The entries below are to be repeated exactly as they stand.

--- Rows ---

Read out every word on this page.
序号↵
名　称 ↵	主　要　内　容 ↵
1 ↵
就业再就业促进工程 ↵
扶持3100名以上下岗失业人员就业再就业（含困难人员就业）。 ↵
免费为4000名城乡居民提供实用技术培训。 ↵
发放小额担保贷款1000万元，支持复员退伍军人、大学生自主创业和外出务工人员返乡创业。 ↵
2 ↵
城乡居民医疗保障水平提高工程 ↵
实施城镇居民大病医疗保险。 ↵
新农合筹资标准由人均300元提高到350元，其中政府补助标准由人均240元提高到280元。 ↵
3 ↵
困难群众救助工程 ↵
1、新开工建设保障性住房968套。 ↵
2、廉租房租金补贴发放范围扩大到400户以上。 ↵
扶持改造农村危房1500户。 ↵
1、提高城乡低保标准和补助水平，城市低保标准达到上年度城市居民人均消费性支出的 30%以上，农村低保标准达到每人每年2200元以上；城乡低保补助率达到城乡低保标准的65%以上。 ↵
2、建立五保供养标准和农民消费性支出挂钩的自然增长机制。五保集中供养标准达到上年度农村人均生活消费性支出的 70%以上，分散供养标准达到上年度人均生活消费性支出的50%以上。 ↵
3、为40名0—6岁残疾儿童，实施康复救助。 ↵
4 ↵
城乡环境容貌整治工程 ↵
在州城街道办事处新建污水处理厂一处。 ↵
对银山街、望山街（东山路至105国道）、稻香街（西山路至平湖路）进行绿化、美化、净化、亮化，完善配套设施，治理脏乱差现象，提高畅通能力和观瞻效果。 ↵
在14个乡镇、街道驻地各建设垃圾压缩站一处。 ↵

---

● **Full response**:
Read out every word on this page.
序号↵
名　称 ↵	主　要　内　容 ↵
1 ↵
就业再就业促进工程 ↵
扶持3100名以上下岗失业人员就业再就业（含困难人员就业）。 ↵
免费为4000名城乡居民提供实用技术培训。 ↵
发放小额担保贷款1000万元，支持复员退伍军人、大学生自主创业和外出务工人员返乡创业。 ↵
2 ↵
城乡居民医疗保障水平提高工程 ↵
实施城镇居民大病医疗保险。 ↵
新农合筹资标准由人均300元提高到350元，其中政府补助标准由人均240元提高到280元。 ↵
3 ↵
困难群众救助工程 ↵
1、新开工建设保障性住房968套。 ↵
2、廉租房租金补贴发放范围扩大到400户以上。 ↵
扶持改造农村危房1500户。 ↵
1、提高城乡低保标准和补助水平，城市低保标准达到上年度城市居民人均消费性支出的 30%以上，农村低保标准达到每人每年2200元以上；城乡低保补助率达到城乡低保标准的65%以上。 ↵
2、建立五保供养标准和农民消费性支出挂钩的自然增长机制。五保集中供养标准达到上年度农村人均生活消费性支出的 70%以上，分散供养标准达到上年度人均生活消费性支出的50%以上。 ↵
3、为40名0—6岁残疾儿童，实施康复救助。 ↵
4 ↵
城乡环境容貌整治工程 ↵
在州城街道办事处新建污水处理厂一处。 ↵
对银山街、望山街（东山路至105国道）、稻香街（西山路至平湖路）进行绿化、美化、净化、亮化，完善配套设施，治理脏乱差现象，提高畅通能力和观瞻效果。 ↵
在14个乡镇、街道驻地各建设垃圾压缩站一处。 ↵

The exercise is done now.